■ What the task requires ■
Reproduce the entire listing word for word.

■ Data for this exercise ■
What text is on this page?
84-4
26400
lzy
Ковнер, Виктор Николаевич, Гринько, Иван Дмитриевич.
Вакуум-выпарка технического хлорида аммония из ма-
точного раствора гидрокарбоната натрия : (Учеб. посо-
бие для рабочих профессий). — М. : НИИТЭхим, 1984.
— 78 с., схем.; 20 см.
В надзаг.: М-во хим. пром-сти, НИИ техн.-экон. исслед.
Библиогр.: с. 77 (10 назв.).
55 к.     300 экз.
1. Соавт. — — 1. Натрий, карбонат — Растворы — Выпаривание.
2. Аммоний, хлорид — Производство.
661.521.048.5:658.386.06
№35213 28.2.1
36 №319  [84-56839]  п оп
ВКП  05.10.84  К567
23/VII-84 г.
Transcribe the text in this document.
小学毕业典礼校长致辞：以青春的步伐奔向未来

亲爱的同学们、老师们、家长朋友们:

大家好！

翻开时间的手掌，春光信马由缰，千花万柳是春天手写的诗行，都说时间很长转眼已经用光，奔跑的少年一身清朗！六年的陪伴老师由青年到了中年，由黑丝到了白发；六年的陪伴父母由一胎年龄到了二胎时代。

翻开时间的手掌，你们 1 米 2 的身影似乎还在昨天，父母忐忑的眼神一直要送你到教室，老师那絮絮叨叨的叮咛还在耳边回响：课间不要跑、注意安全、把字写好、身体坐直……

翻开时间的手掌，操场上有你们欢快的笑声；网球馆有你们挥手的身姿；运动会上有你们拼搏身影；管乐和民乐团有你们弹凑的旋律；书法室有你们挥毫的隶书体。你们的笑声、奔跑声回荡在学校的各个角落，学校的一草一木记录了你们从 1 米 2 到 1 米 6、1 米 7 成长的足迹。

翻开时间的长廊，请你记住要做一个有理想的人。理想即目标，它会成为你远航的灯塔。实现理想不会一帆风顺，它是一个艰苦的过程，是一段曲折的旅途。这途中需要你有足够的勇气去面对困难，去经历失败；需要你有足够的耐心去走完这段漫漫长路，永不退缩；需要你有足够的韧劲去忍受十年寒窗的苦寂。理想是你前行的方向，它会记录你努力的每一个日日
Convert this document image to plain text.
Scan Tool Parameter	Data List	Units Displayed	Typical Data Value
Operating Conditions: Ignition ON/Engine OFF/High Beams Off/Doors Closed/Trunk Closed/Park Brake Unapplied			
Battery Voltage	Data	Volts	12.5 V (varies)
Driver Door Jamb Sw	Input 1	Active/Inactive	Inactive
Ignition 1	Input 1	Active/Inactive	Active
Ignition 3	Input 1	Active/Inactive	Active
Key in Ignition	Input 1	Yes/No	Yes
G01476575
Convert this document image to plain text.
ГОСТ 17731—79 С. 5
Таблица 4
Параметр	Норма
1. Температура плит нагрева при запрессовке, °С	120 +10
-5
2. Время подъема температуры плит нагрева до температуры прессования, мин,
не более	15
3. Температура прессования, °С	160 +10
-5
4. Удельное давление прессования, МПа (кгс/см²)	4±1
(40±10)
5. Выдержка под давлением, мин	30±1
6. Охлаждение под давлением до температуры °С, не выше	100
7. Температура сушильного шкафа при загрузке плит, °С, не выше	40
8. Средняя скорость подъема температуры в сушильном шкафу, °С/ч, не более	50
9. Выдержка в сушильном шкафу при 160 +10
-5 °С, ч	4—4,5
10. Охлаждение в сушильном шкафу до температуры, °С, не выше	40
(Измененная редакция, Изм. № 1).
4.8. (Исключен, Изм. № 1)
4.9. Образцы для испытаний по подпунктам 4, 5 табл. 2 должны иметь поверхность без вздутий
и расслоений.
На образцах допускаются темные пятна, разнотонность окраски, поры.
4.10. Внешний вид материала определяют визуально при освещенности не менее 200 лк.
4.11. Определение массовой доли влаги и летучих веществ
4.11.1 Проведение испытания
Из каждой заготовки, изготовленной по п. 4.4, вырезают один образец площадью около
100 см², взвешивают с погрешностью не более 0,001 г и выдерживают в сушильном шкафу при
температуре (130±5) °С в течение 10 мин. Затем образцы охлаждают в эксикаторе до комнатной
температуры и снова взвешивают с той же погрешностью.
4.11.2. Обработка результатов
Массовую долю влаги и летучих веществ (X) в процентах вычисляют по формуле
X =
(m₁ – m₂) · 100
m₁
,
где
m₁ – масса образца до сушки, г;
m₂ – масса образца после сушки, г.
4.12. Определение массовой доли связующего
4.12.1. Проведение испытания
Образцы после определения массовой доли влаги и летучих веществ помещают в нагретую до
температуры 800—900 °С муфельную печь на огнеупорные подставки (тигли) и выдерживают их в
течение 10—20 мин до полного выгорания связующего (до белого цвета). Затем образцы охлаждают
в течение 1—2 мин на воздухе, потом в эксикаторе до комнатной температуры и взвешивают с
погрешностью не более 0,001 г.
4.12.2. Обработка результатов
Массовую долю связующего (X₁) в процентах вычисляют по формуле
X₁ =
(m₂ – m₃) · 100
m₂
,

■ Written answer ■
What text is on this page?
84-4
26400
lzy
Ковнер, Виктор Николаевич, Гринько, Иван Дмитриевич.
Вакуум-выпарка технического хлорида аммония из ма-
точного раствора гидрокарбоната натрия : (Учеб. посо-
бие для рабочих профессий). — М. : НИИТЭхим, 1984.
— 78 с., схем.; 20 см.
В надзаг.: М-во хим. пром-сти, НИИ техн.-экон. исслед.
Библиогр.: с. 77 (10 назв.).
55 к.     300 экз.
1. Соавт. — — 1. Натрий, карбонат — Растворы — Выпаривание.
2. Аммоний, хлорид — Производство.
661.521.048.5:658.386.06
№35213 28.2.1
36 №319  [84-56839]  п оп
ВКП  05.10.84  К567
23/VII-84 г.
Transcribe the text in this document.
小学毕业典礼校长致辞：以青春的步伐奔向未来

亲爱的同学们、老师们、家长朋友们:

大家好！

翻开时间的手掌，春光信马由缰，千花万柳是春天手写的诗行，都说时间很长转眼已经用光，奔跑的少年一身清朗！六年的陪伴老师由青年到了中年，由黑丝到了白发；六年的陪伴父母由一胎年龄到了二胎时代。

翻开时间的手掌，你们 1 米 2 的身影似乎还在昨天，父母忐忑的眼神一直要送你到教室，老师那絮絮叨叨的叮咛还在耳边回响：课间不要跑、注意安全、把字写好、身体坐直……

翻开时间的手掌，操场上有你们欢快的笑声；网球馆有你们挥手的身姿；运动会上有你们拼搏身影；管乐和民乐团有你们弹凑的旋律；书法室有你们挥毫的隶书体。你们的笑声、奔跑声回荡在学校的各个角落，学校的一草一木记录了你们从 1 米 2 到 1 米 6、1 米 7 成长的足迹。

翻开时间的长廊，请你记住要做一个有理想的人。理想即目标，它会成为你远航的灯塔。实现理想不会一帆风顺，它是一个艰苦的过程，是一段曲折的旅途。这途中需要你有足够的勇气去面对困难，去经历失败；需要你有足够的耐心去走完这段漫漫长路，永不退缩；需要你有足够的韧劲去忍受十年寒窗的苦寂。理想是你前行的方向，它会记录你努力的每一个日日
Convert this document image to plain text.
Scan Tool Parameter	Data List	Units Displayed	Typical Data Value
Operating Conditions: Ignition ON/Engine OFF/High Beams Off/Doors Closed/Trunk Closed/Park Brake Unapplied			
Battery Voltage	Data	Volts	12.5 V (varies)
Driver Door Jamb Sw	Input 1	Active/Inactive	Inactive
Ignition 1	Input 1	Active/Inactive	Active
Ignition 3	Input 1	Active/Inactive	Active
Key in Ignition	Input 1	Yes/No	Yes
G01476575
Convert this document image to plain text.
ГОСТ 17731—79 С. 5
Таблица 4
Параметр	Норма
1. Температура плит нагрева при запрессовке, °С	120 +10
-5
2. Время подъема температуры плит нагрева до температуры прессования, мин,
не более	15
3. Температура прессования, °С	160 +10
-5
4. Удельное давление прессования, МПа (кгс/см²)	4±1
(40±10)
5. Выдержка под давлением, мин	30±1
6. Охлаждение под давлением до температуры °С, не выше	100
7. Температура сушильного шкафа при загрузке плит, °С, не выше	40
8. Средняя скорость подъема температуры в сушильном шкафу, °С/ч, не более	50
9. Выдержка в сушильном шкафу при 160 +10
-5 °С, ч	4—4,5
10. Охлаждение в сушильном шкафу до температуры, °С, не выше	40
(Измененная редакция, Изм. № 1).
4.8. (Исключен, Изм. № 1)
4.9. Образцы для испытаний по подпунктам 4, 5 табл. 2 должны иметь поверхность без вздутий
и расслоений.
На образцах допускаются темные пятна, разнотонность окраски, поры.
4.10. Внешний вид материала определяют визуально при освещенности не менее 200 лк.
4.11. Определение массовой доли влаги и летучих веществ
4.11.1 Проведение испытания
Из каждой заготовки, изготовленной по п. 4.4, вырезают один образец площадью около
100 см², взвешивают с погрешностью не более 0,001 г и выдерживают в сушильном шкафу при
температуре (130±5) °С в течение 10 мин. Затем образцы охлаждают в эксикаторе до комнатной
температуры и снова взвешивают с той же погрешностью.
4.11.2. Обработка результатов
Массовую долю влаги и летучих веществ (X) в процентах вычисляют по формуле
X =
(m₁ – m₂) · 100
m₁
,
где
m₁ – масса образца до сушки, г;
m₂ – масса образца после сушки, г.
4.12. Определение массовой доли связующего
4.12.1. Проведение испытания
Образцы после определения массовой доли влаги и летучих веществ помещают в нагретую до
температуры 800—900 °С муфельную печь на огнеупорные подставки (тигли) и выдерживают их в
течение 10—20 мин до полного выгорания связующего (до белого цвета). Затем образцы охлаждают
в течение 1—2 мин на воздухе, потом в эксикаторе до комнатной температуры и взвешивают с
погрешностью не более 0,001 г.
4.12.2. Обработка результатов
Массовую долю связующего (X₁) в процентах вычисляют по формуле
X₁ =
(m₂ – m₃) · 100
m₂
,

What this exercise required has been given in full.